**STATED PROBLEM:**
Copy out the data below as written; omit any images.

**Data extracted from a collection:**
* BEGIN *
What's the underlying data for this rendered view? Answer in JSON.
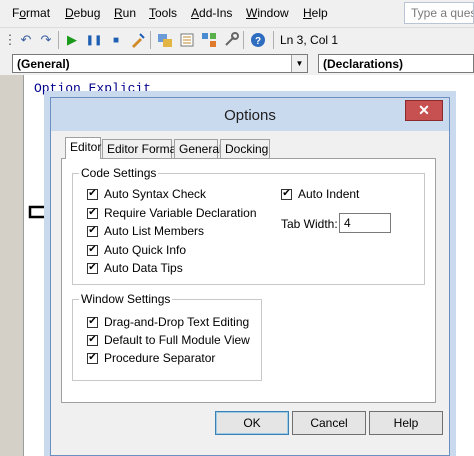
{
  "menu": [
    {
      "label": "Format",
      "u": "o"
    },
    {
      "label": "Debug",
      "u": "D"
    },
    {
      "label": "Run",
      "u": "R"
    },
    {
      "label": "Tools",
      "u": "T"
    },
    {
      "label": "Add-Ins",
      "u": "A"
    },
    {
      "label": "Window",
      "u": "W"
    },
    {
      "label": "Help",
      "u": "H"
    }
  ],
  "help_search": {
    "placeholder": "Type a question for help"
  },
  "toolbar": {
    "position": "Ln 3, Col 1"
  },
  "object_combo": {
    "value": "(General)"
  },
  "procedure_combo": {
    "value": "(Declarations)"
  },
  "code": {
    "line1": "Option Explicit"
  },
  "dialog": {
    "title": "Options",
    "close": "✕",
    "tabs": [
      "Editor",
      "Editor Format",
      "General",
      "Docking"
    ],
    "code_settings": {
      "label": "Code Settings",
      "options": [
        {
          "label": "Auto Syntax Check",
          "checked": true
        },
        {
          "label": "Require Variable Declaration",
          "checked": true
        },
        {
          "label": "Auto List Members",
          "checked": true
        },
        {
          "label": "Auto Quick Info",
          "checked": true
        },
        {
          "label": "Auto Data Tips",
          "checked": true
        }
      ],
      "auto_indent": {
        "label": "Auto Indent",
        "checked": true
      },
      "tab_width": {
        "label": "Tab Width:",
        "value": "4"
      }
    },
    "window_settings": {
      "label": "Window Settings",
      "options": [
        {
          "label": "Drag-and-Drop Text Editing",
          "checked": true
        },
        {
          "label": "Default to Full Module View",
          "checked": true
        },
        {
          "label": "Procedure Separator",
          "checked": true
        }
      ]
    },
    "buttons": {
      "ok": "OK",
      "cancel": "Cancel",
      "help": "Help"
    }
  }
}
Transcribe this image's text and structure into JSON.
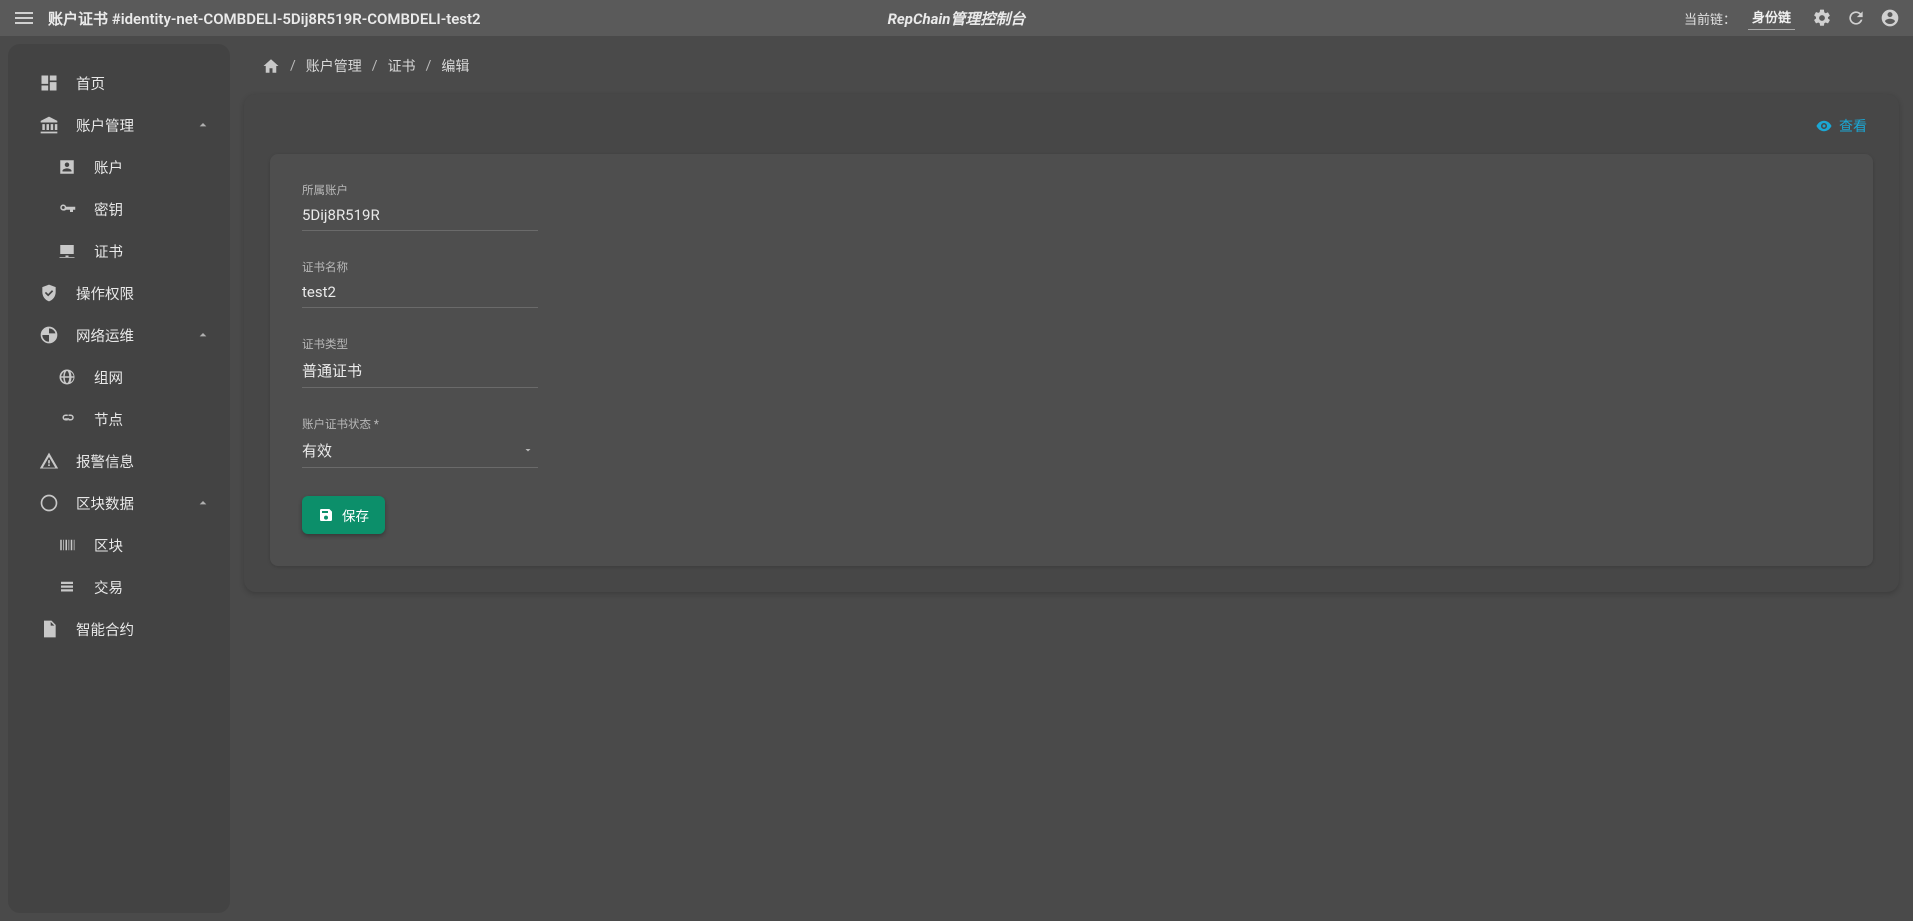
* END *
**WRITTEN ANSWER:**
What's the underlying data for this rendered view? Answer in JSON.
{
  "menu": [
    {
      "label": "Format",
      "u": "o"
    },
    {
      "label": "Debug",
      "u": "D"
    },
    {
      "label": "Run",
      "u": "R"
    },
    {
      "label": "Tools",
      "u": "T"
    },
    {
      "label": "Add-Ins",
      "u": "A"
    },
    {
      "label": "Window",
      "u": "W"
    },
    {
      "label": "Help",
      "u": "H"
    }
  ],
  "help_search": {
    "placeholder": "Type a question for help"
  },
  "toolbar": {
    "position": "Ln 3, Col 1"
  },
  "object_combo": {
    "value": "(General)"
  },
  "procedure_combo": {
    "value": "(Declarations)"
  },
  "code": {
    "line1": "Option Explicit"
  },
  "dialog": {
    "title": "Options",
    "close": "✕",
    "tabs": [
      "Editor",
      "Editor Format",
      "General",
      "Docking"
    ],
    "code_settings": {
      "label": "Code Settings",
      "options": [
        {
          "label": "Auto Syntax Check",
          "checked": true
        },
        {
          "label": "Require Variable Declaration",
          "checked": true
        },
        {
          "label": "Auto List Members",
          "checked": true
        },
        {
          "label": "Auto Quick Info",
          "checked": true
        },
        {
          "label": "Auto Data Tips",
          "checked": true
        }
      ],
      "auto_indent": {
        "label": "Auto Indent",
        "checked": true
      },
      "tab_width": {
        "label": "Tab Width:",
        "value": "4"
      }
    },
    "window_settings": {
      "label": "Window Settings",
      "options": [
        {
          "label": "Drag-and-Drop Text Editing",
          "checked": true
        },
        {
          "label": "Default to Full Module View",
          "checked": true
        },
        {
          "label": "Procedure Separator",
          "checked": true
        }
      ]
    },
    "buttons": {
      "ok": "OK",
      "cancel": "Cancel",
      "help": "Help"
    }
  }
}
Transcribe this image's text and structure into JSON.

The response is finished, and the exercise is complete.